**Set problem:** Repeat the whole listing exactly as written.

**Provided material:**
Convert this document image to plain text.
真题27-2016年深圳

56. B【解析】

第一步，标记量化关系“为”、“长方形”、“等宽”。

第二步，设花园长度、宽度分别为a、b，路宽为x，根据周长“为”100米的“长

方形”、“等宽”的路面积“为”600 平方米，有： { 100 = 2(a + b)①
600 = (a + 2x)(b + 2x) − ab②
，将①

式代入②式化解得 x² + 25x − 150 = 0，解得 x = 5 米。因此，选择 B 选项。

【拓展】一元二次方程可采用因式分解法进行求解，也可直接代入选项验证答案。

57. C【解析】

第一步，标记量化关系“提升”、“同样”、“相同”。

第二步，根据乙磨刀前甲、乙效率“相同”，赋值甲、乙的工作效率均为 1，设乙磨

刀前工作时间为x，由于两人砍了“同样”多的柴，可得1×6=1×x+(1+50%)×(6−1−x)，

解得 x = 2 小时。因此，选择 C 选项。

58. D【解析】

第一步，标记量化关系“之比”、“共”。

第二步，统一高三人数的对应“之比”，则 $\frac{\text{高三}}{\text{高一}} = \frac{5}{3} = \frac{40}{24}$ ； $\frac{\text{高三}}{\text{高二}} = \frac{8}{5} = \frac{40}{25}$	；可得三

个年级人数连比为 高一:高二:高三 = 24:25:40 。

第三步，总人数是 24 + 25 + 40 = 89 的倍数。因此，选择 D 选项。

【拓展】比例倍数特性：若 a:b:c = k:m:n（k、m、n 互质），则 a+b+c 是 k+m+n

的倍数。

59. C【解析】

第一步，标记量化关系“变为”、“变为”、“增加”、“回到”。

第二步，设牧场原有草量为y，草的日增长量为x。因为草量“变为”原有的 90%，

**Solution to the problem:**
Convert this document image to plain text.
真题27-2016年深圳

56. B【解析】

第一步，标记量化关系“为”、“长方形”、“等宽”。

第二步，设花园长度、宽度分别为a、b，路宽为x，根据周长“为”100米的“长

方形”、“等宽”的路面积“为”600 平方米，有： { 100 = 2(a + b)①
600 = (a + 2x)(b + 2x) − ab②
，将①

式代入②式化解得 x² + 25x − 150 = 0，解得 x = 5 米。因此，选择 B 选项。

【拓展】一元二次方程可采用因式分解法进行求解，也可直接代入选项验证答案。

57. C【解析】

第一步，标记量化关系“提升”、“同样”、“相同”。

第二步，根据乙磨刀前甲、乙效率“相同”，赋值甲、乙的工作效率均为 1，设乙磨

刀前工作时间为x，由于两人砍了“同样”多的柴，可得1×6=1×x+(1+50%)×(6−1−x)，

解得 x = 2 小时。因此，选择 C 选项。

58. D【解析】

第一步，标记量化关系“之比”、“共”。

第二步，统一高三人数的对应“之比”，则 $\frac{\text{高三}}{\text{高一}} = \frac{5}{3} = \frac{40}{24}$ ； $\frac{\text{高三}}{\text{高二}} = \frac{8}{5} = \frac{40}{25}$	；可得三

个年级人数连比为 高一:高二:高三 = 24:25:40 。

第三步，总人数是 24 + 25 + 40 = 89 的倍数。因此，选择 D 选项。

【拓展】比例倍数特性：若 a:b:c = k:m:n（k、m、n 互质），则 a+b+c 是 k+m+n

的倍数。

59. C【解析】

第一步，标记量化关系“变为”、“变为”、“增加”、“回到”。

第二步，设牧场原有草量为y，草的日增长量为x。因为草量“变为”原有的 90%，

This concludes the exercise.